== Stored rows ==

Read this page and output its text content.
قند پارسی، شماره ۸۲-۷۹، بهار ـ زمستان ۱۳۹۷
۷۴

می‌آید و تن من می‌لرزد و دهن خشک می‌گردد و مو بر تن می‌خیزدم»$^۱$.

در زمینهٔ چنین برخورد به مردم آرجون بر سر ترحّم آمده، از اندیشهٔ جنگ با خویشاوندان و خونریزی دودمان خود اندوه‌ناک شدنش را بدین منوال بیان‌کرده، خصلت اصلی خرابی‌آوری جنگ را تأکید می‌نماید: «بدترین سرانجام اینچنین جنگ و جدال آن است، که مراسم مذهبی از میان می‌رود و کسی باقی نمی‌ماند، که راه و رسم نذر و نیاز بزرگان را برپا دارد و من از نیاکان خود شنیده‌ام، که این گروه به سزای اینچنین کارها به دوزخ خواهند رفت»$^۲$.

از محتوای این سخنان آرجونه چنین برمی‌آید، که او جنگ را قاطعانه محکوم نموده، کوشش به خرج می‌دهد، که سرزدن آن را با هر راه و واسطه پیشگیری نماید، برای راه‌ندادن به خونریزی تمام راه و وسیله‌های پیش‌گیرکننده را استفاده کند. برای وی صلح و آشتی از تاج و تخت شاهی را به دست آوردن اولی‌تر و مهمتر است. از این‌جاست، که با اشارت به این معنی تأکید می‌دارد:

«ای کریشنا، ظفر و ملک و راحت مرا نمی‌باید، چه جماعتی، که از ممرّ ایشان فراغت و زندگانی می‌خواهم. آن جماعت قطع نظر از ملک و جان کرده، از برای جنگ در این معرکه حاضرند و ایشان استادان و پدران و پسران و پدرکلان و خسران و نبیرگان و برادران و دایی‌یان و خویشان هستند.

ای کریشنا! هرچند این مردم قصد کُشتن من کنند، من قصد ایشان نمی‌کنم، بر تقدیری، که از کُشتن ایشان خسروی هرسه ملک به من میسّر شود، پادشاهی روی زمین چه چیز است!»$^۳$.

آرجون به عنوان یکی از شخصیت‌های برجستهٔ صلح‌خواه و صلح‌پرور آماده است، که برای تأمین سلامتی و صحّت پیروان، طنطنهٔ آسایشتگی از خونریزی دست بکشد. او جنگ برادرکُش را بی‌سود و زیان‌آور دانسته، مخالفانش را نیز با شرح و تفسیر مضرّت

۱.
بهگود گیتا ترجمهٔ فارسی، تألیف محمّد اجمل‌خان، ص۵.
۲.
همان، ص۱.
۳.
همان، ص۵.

===

(What this task involves): Could you quote the material above in full, exactly as it stands?

(Reply):
Read this page and output its text content.
قند پارسی، شماره ۸۲-۷۹، بهار ـ زمستان ۱۳۹۷
۷۴

می‌آید و تن من می‌لرزد و دهن خشک می‌گردد و مو بر تن می‌خیزدم»$^۱$.

در زمینهٔ چنین برخورد به مردم آرجون بر سر ترحّم آمده، از اندیشهٔ جنگ با خویشاوندان و خونریزی دودمان خود اندوه‌ناک شدنش را بدین منوال بیان‌کرده، خصلت اصلی خرابی‌آوری جنگ را تأکید می‌نماید: «بدترین سرانجام اینچنین جنگ و جدال آن است، که مراسم مذهبی از میان می‌رود و کسی باقی نمی‌ماند، که راه و رسم نذر و نیاز بزرگان را برپا دارد و من از نیاکان خود شنیده‌ام، که این گروه به سزای اینچنین کارها به دوزخ خواهند رفت»$^۲$.

از محتوای این سخنان آرجونه چنین برمی‌آید، که او جنگ را قاطعانه محکوم نموده، کوشش به خرج می‌دهد، که سرزدن آن را با هر راه و واسطه پیشگیری نماید، برای راه‌ندادن به خونریزی تمام راه و وسیله‌های پیش‌گیرکننده را استفاده کند. برای وی صلح و آشتی از تاج و تخت شاهی را به دست آوردن اولی‌تر و مهمتر است. از این‌جاست، که با اشارت به این معنی تأکید می‌دارد:

«ای کریشنا، ظفر و ملک و راحت مرا نمی‌باید، چه جماعتی، که از ممرّ ایشان فراغت و زندگانی می‌خواهم. آن جماعت قطع نظر از ملک و جان کرده، از برای جنگ در این معرکه حاضرند و ایشان استادان و پدران و پسران و پدرکلان و خسران و نبیرگان و برادران و دایی‌یان و خویشان هستند.

ای کریشنا! هرچند این مردم قصد کُشتن من کنند، من قصد ایشان نمی‌کنم، بر تقدیری، که از کُشتن ایشان خسروی هرسه ملک به من میسّر شود، پادشاهی روی زمین چه چیز است!»$^۳$.

آرجون به عنوان یکی از شخصیت‌های برجستهٔ صلح‌خواه و صلح‌پرور آماده است، که برای تأمین سلامتی و صحّت پیروان، طنطنهٔ آسایشتگی از خونریزی دست بکشد. او جنگ برادرکُش را بی‌سود و زیان‌آور دانسته، مخالفانش را نیز با شرح و تفسیر مضرّت

۱.
بهگود گیتا ترجمهٔ فارسی، تألیف محمّد اجمل‌خان، ص۵.
۲.
همان، ص۱.
۳.
همان، ص۵.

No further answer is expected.